**EXERCISE BRIEF:**
Locate the string "true" in the records below. Copy every line where it occurs.

**RECORDS TO PROCESS:**
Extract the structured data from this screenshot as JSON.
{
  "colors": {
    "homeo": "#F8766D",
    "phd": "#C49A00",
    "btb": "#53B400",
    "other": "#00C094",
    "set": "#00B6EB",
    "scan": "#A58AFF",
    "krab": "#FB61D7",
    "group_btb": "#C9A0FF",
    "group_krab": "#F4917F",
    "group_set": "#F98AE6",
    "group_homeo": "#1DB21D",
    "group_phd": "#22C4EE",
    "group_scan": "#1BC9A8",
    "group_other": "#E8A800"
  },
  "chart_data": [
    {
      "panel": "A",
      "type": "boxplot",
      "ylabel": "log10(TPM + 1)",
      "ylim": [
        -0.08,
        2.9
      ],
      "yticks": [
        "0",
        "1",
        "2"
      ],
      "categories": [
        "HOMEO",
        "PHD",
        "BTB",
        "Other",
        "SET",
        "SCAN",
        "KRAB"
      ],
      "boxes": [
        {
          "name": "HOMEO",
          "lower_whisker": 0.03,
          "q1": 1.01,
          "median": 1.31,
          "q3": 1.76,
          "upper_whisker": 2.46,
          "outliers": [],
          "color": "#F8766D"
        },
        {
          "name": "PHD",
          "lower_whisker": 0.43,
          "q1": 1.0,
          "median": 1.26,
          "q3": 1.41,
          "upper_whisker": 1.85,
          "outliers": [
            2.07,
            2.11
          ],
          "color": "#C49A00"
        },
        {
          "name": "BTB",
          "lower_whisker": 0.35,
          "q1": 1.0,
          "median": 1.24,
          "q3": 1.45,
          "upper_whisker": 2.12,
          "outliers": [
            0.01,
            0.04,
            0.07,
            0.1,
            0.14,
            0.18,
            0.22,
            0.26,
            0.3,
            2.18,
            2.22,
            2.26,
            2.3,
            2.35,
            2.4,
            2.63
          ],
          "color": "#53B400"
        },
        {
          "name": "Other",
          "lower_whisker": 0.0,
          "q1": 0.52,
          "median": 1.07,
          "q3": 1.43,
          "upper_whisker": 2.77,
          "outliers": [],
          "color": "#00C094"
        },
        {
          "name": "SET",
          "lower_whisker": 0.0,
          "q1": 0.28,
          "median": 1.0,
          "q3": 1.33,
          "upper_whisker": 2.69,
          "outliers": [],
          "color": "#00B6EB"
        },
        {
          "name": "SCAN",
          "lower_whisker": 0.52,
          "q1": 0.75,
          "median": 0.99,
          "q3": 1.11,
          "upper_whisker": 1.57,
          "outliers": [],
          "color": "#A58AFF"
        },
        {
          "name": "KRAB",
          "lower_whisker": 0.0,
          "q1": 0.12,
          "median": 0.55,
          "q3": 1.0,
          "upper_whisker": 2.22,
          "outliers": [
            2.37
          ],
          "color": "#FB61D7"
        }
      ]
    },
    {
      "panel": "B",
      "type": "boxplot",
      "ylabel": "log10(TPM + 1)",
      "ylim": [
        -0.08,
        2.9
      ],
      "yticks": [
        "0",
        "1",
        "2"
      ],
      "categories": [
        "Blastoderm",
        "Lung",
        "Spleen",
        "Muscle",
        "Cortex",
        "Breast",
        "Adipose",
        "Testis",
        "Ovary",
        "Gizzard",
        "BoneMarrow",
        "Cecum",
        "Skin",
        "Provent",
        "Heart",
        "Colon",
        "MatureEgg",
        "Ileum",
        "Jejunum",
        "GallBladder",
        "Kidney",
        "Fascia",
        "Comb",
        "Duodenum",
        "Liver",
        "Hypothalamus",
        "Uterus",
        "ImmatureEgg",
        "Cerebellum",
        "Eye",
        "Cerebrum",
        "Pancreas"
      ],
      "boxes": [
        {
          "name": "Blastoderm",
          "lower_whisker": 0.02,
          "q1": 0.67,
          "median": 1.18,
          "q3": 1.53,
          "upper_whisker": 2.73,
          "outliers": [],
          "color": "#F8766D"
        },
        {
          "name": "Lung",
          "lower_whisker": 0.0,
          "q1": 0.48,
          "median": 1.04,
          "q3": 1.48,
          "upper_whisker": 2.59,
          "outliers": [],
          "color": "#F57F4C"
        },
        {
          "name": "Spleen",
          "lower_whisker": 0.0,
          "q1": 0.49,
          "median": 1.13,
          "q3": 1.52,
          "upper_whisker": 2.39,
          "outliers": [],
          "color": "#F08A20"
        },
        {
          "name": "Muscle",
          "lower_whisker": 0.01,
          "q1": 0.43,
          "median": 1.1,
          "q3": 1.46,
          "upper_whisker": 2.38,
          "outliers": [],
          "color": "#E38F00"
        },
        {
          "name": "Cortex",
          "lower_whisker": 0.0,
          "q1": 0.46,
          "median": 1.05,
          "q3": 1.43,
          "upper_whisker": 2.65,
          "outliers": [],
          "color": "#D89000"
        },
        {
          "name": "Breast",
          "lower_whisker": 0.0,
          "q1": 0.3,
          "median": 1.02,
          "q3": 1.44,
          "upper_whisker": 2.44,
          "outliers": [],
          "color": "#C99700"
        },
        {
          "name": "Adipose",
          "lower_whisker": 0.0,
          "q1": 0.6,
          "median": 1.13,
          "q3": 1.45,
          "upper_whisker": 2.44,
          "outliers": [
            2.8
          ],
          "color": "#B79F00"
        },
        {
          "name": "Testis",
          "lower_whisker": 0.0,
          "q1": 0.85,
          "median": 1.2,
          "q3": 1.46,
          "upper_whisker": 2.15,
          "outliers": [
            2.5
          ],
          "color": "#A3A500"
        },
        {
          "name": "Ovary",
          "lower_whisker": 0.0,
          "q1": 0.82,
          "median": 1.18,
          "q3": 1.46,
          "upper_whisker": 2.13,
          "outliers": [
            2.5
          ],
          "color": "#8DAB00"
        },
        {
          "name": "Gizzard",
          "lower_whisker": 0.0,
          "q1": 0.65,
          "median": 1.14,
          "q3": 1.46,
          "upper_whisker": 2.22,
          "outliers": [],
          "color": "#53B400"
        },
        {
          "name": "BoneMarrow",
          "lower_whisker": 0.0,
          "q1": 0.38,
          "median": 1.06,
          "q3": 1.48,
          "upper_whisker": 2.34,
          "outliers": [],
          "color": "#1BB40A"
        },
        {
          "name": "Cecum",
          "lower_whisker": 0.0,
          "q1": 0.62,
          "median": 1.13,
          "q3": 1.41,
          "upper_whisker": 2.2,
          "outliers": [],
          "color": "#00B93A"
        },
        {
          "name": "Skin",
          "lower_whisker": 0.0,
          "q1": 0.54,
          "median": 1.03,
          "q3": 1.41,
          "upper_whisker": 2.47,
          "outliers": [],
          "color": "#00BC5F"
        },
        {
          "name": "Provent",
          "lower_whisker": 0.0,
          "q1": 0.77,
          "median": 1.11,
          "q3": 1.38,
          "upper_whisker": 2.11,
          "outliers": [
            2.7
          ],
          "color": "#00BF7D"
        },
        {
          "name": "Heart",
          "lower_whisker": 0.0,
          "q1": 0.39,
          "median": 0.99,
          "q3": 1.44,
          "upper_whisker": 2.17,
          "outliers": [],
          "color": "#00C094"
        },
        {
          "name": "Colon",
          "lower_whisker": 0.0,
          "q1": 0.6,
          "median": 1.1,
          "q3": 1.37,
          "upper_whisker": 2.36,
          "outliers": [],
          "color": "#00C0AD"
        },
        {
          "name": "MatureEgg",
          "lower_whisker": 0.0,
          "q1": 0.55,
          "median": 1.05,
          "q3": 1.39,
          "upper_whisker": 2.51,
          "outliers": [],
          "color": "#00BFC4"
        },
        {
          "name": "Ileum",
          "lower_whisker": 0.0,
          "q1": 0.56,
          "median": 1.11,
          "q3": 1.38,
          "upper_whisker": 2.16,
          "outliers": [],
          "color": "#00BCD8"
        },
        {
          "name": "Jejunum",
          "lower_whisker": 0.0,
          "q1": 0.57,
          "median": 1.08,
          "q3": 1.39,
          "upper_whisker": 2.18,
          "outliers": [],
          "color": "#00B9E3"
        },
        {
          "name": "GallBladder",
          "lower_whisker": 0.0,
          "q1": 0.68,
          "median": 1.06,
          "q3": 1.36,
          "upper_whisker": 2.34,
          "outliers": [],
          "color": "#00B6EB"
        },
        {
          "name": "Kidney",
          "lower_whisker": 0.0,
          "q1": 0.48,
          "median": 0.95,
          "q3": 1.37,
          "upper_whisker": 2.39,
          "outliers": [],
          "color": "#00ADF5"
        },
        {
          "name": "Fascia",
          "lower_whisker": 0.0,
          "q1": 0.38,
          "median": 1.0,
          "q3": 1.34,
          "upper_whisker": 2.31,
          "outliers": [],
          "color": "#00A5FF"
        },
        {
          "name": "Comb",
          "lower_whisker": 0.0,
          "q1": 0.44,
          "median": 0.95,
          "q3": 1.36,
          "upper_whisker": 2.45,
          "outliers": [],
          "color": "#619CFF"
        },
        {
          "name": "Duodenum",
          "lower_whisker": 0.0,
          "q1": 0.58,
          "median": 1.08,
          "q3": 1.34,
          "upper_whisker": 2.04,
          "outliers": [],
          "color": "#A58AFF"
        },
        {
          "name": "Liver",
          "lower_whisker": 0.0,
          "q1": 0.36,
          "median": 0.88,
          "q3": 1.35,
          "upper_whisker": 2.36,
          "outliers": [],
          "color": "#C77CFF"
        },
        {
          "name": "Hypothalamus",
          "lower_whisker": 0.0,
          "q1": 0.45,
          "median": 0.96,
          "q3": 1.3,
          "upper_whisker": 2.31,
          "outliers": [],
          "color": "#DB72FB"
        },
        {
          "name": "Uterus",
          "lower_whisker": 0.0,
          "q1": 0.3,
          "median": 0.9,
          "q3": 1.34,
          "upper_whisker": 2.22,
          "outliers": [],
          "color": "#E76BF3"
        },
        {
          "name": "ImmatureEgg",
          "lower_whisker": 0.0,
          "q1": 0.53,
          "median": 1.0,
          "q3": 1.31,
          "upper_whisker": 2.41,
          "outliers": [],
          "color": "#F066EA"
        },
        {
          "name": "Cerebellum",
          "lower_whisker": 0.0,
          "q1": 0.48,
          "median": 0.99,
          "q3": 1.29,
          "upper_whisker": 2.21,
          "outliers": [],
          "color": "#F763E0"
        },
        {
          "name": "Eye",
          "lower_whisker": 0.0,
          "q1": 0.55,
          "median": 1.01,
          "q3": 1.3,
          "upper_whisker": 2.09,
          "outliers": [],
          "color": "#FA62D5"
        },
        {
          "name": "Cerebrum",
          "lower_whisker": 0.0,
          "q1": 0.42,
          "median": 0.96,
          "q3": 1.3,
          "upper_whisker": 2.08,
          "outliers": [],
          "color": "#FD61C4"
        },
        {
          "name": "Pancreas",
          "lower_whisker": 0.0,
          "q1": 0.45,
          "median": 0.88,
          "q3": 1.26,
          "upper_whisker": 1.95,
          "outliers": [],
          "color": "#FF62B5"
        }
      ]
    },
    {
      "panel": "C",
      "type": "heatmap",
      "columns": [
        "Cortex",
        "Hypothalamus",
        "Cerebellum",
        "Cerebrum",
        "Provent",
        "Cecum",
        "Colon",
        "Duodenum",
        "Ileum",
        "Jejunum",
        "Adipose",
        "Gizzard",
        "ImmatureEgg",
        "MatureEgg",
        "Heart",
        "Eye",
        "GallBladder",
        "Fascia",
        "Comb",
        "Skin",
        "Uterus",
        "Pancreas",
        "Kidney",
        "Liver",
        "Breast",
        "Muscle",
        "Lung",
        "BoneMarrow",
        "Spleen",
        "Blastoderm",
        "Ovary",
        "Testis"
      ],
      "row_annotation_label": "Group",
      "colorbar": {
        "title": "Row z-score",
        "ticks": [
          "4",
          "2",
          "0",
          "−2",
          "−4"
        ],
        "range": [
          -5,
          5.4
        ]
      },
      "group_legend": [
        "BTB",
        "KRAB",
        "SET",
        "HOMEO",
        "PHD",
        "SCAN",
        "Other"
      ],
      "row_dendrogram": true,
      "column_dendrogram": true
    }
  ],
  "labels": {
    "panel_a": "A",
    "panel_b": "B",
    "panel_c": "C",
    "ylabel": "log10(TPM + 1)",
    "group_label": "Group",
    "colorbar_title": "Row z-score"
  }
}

**RESPONSE BELOW:**
      "row_dendrogram": true,
      "column_dendrogram": true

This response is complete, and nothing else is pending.